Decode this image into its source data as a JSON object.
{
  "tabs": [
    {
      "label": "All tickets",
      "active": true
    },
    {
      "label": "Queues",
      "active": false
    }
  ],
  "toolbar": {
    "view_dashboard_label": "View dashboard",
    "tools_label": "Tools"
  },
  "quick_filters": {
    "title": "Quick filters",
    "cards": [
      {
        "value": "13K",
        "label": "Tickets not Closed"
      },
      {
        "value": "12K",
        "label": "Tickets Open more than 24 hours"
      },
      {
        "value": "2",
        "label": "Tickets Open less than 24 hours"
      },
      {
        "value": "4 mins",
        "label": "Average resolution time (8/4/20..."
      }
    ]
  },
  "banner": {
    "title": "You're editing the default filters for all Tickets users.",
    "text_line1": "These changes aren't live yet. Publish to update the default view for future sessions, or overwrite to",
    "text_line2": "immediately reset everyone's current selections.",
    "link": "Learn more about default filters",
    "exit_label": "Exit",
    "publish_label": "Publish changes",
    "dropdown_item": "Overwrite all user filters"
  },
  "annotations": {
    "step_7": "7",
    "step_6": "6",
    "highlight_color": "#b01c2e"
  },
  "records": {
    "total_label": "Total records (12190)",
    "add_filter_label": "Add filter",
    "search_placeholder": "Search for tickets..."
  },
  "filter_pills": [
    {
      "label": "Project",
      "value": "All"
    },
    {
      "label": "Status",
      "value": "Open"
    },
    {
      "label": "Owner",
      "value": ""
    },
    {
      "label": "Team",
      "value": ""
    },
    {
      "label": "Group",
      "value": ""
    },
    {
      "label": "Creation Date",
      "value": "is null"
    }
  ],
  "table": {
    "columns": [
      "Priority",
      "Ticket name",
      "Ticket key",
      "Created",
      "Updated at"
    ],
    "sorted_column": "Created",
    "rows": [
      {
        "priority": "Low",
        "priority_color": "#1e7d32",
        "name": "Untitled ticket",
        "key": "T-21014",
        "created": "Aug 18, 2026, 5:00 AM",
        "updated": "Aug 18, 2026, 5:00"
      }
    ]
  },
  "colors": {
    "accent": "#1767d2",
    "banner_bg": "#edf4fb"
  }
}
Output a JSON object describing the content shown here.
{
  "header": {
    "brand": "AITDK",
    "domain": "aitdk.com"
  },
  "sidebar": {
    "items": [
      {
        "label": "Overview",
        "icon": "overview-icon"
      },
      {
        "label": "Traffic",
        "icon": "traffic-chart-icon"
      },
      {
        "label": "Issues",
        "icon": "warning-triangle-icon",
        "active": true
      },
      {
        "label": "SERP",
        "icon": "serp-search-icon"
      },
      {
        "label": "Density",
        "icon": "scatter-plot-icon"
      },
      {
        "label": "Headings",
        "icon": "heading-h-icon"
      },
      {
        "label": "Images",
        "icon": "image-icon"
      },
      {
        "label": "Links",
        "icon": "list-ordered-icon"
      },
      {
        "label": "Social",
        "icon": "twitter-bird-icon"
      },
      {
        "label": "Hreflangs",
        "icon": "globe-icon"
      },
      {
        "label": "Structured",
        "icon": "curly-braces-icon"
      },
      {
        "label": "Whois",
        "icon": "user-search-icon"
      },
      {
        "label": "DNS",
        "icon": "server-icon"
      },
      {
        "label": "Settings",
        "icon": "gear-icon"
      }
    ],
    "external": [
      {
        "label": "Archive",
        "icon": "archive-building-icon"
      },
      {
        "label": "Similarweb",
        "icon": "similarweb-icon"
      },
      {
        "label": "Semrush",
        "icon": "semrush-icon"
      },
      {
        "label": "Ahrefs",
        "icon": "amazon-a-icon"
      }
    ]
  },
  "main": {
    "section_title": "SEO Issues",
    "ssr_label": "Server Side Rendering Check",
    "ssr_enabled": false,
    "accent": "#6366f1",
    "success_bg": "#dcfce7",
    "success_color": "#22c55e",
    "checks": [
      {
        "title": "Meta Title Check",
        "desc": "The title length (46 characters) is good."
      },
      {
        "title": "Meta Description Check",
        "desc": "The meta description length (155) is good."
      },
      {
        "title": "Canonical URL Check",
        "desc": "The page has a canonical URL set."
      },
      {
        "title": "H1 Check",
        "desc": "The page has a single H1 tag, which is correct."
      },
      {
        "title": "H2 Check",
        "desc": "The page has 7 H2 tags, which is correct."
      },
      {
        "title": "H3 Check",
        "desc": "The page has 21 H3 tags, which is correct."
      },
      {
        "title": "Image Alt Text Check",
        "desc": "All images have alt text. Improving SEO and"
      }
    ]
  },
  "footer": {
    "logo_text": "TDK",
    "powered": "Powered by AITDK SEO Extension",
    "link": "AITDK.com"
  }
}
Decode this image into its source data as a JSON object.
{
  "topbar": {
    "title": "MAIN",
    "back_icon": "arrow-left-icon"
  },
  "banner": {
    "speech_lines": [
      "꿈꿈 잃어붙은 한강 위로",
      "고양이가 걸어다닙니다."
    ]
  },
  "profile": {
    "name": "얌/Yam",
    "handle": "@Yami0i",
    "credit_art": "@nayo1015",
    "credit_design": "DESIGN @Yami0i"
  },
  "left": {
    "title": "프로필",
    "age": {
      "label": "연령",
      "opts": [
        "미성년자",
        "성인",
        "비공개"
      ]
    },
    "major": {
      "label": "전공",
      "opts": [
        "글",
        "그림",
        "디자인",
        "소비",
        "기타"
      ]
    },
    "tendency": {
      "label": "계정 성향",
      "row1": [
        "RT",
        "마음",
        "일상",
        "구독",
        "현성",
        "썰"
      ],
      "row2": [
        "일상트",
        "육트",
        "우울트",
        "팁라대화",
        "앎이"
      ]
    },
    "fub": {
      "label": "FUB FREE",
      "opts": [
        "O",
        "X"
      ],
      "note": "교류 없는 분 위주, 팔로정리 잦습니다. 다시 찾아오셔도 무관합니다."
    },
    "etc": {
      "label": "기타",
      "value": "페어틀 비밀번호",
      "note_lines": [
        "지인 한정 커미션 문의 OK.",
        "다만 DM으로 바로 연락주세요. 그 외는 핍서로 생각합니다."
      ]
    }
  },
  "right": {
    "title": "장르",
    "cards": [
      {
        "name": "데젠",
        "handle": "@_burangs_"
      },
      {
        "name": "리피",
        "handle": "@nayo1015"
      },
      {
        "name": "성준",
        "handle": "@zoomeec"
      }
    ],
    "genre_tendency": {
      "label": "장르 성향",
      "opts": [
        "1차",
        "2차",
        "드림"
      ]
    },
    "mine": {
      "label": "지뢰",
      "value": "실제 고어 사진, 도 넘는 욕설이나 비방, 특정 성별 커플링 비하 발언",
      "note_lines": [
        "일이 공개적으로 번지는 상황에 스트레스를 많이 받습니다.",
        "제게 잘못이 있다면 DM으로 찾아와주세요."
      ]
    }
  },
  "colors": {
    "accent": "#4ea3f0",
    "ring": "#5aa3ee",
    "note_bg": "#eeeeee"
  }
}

__PROBLEM__. Copy all of the data. Keep every word exactly as it is.

__CORRECT OUTPUT__.
Decode this image into its source data as a JSON object.
{
  "tabs": [
    {
      "label": "All tickets",
      "active": true
    },
    {
      "label": "Queues",
      "active": false
    }
  ],
  "toolbar": {
    "view_dashboard_label": "View dashboard",
    "tools_label": "Tools"
  },
  "quick_filters": {
    "title": "Quick filters",
    "cards": [
      {
        "value": "13K",
        "label": "Tickets not Closed"
      },
      {
        "value": "12K",
        "label": "Tickets Open more than 24 hours"
      },
      {
        "value": "2",
        "label": "Tickets Open less than 24 hours"
      },
      {
        "value": "4 mins",
        "label": "Average resolution time (8/4/20..."
      }
    ]
  },
  "banner": {
    "title": "You're editing the default filters for all Tickets users.",
    "text_line1": "These changes aren't live yet. Publish to update the default view for future sessions, or overwrite to",
    "text_line2": "immediately reset everyone's current selections.",
    "link": "Learn more about default filters",
    "exit_label": "Exit",
    "publish_label": "Publish changes",
    "dropdown_item": "Overwrite all user filters"
  },
  "annotations": {
    "step_7": "7",
    "step_6": "6",
    "highlight_color": "#b01c2e"
  },
  "records": {
    "total_label": "Total records (12190)",
    "add_filter_label": "Add filter",
    "search_placeholder": "Search for tickets..."
  },
  "filter_pills": [
    {
      "label": "Project",
      "value": "All"
    },
    {
      "label": "Status",
      "value": "Open"
    },
    {
      "label": "Owner",
      "value": ""
    },
    {
      "label": "Team",
      "value": ""
    },
    {
      "label": "Group",
      "value": ""
    },
    {
      "label": "Creation Date",
      "value": "is null"
    }
  ],
  "table": {
    "columns": [
      "Priority",
      "Ticket name",
      "Ticket key",
      "Created",
      "Updated at"
    ],
    "sorted_column": "Created",
    "rows": [
      {
        "priority": "Low",
        "priority_color": "#1e7d32",
        "name": "Untitled ticket",
        "key": "T-21014",
        "created": "Aug 18, 2026, 5:00 AM",
        "updated": "Aug 18, 2026, 5:00"
      }
    ]
  },
  "colors": {
    "accent": "#1767d2",
    "banner_bg": "#edf4fb"
  }
}
Output a JSON object describing the content shown here.
{
  "header": {
    "brand": "AITDK",
    "domain": "aitdk.com"
  },
  "sidebar": {
    "items": [
      {
        "label": "Overview",
        "icon": "overview-icon"
      },
      {
        "label": "Traffic",
        "icon": "traffic-chart-icon"
      },
      {
        "label": "Issues",
        "icon": "warning-triangle-icon",
        "active": true
      },
      {
        "label": "SERP",
        "icon": "serp-search-icon"
      },
      {
        "label": "Density",
        "icon": "scatter-plot-icon"
      },
      {
        "label": "Headings",
        "icon": "heading-h-icon"
      },
      {
        "label": "Images",
        "icon": "image-icon"
      },
      {
        "label": "Links",
        "icon": "list-ordered-icon"
      },
      {
        "label": "Social",
        "icon": "twitter-bird-icon"
      },
      {
        "label": "Hreflangs",
        "icon": "globe-icon"
      },
      {
        "label": "Structured",
        "icon": "curly-braces-icon"
      },
      {
        "label": "Whois",
        "icon": "user-search-icon"
      },
      {
        "label": "DNS",
        "icon": "server-icon"
      },
      {
        "label": "Settings",
        "icon": "gear-icon"
      }
    ],
    "external": [
      {
        "label": "Archive",
        "icon": "archive-building-icon"
      },
      {
        "label": "Similarweb",
        "icon": "similarweb-icon"
      },
      {
        "label": "Semrush",
        "icon": "semrush-icon"
      },
      {
        "label": "Ahrefs",
        "icon": "amazon-a-icon"
      }
    ]
  },
  "main": {
    "section_title": "SEO Issues",
    "ssr_label": "Server Side Rendering Check",
    "ssr_enabled": false,
    "accent": "#6366f1",
    "success_bg": "#dcfce7",
    "success_color": "#22c55e",
    "checks": [
      {
        "title": "Meta Title Check",
        "desc": "The title length (46 characters) is good."
      },
      {
        "title": "Meta Description Check",
        "desc": "The meta description length (155) is good."
      },
      {
        "title": "Canonical URL Check",
        "desc": "The page has a canonical URL set."
      },
      {
        "title": "H1 Check",
        "desc": "The page has a single H1 tag, which is correct."
      },
      {
        "title": "H2 Check",
        "desc": "The page has 7 H2 tags, which is correct."
      },
      {
        "title": "H3 Check",
        "desc": "The page has 21 H3 tags, which is correct."
      },
      {
        "title": "Image Alt Text Check",
        "desc": "All images have alt text. Improving SEO and"
      }
    ]
  },
  "footer": {
    "logo_text": "TDK",
    "powered": "Powered by AITDK SEO Extension",
    "link": "AITDK.com"
  }
}
Decode this image into its source data as a JSON object.
{
  "topbar": {
    "title": "MAIN",
    "back_icon": "arrow-left-icon"
  },
  "banner": {
    "speech_lines": [
      "꿈꿈 잃어붙은 한강 위로",
      "고양이가 걸어다닙니다."
    ]
  },
  "profile": {
    "name": "얌/Yam",
    "handle": "@Yami0i",
    "credit_art": "@nayo1015",
    "credit_design": "DESIGN @Yami0i"
  },
  "left": {
    "title": "프로필",
    "age": {
      "label": "연령",
      "opts": [
        "미성년자",
        "성인",
        "비공개"
      ]
    },
    "major": {
      "label": "전공",
      "opts": [
        "글",
        "그림",
        "디자인",
        "소비",
        "기타"
      ]
    },
    "tendency": {
      "label": "계정 성향",
      "row1": [
        "RT",
        "마음",
        "일상",
        "구독",
        "현성",
        "썰"
      ],
      "row2": [
        "일상트",
        "육트",
        "우울트",
        "팁라대화",
        "앎이"
      ]
    },
    "fub": {
      "label": "FUB FREE",
      "opts": [
        "O",
        "X"
      ],
      "note": "교류 없는 분 위주, 팔로정리 잦습니다. 다시 찾아오셔도 무관합니다."
    },
    "etc": {
      "label": "기타",
      "value": "페어틀 비밀번호",
      "note_lines": [
        "지인 한정 커미션 문의 OK.",
        "다만 DM으로 바로 연락주세요. 그 외는 핍서로 생각합니다."
      ]
    }
  },
  "right": {
    "title": "장르",
    "cards": [
      {
        "name": "데젠",
        "handle": "@_burangs_"
      },
      {
        "name": "리피",
        "handle": "@nayo1015"
      },
      {
        "name": "성준",
        "handle": "@zoomeec"
      }
    ],
    "genre_tendency": {
      "label": "장르 성향",
      "opts": [
        "1차",
        "2차",
        "드림"
      ]
    },
    "mine": {
      "label": "지뢰",
      "value": "실제 고어 사진, 도 넘는 욕설이나 비방, 특정 성별 커플링 비하 발언",
      "note_lines": [
        "일이 공개적으로 번지는 상황에 스트레스를 많이 받습니다.",
        "제게 잘못이 있다면 DM으로 찾아와주세요."
      ]
    }
  },
  "colors": {
    "accent": "#4ea3f0",
    "ring": "#5aa3ee",
    "note_bg": "#eeeeee"
  }
}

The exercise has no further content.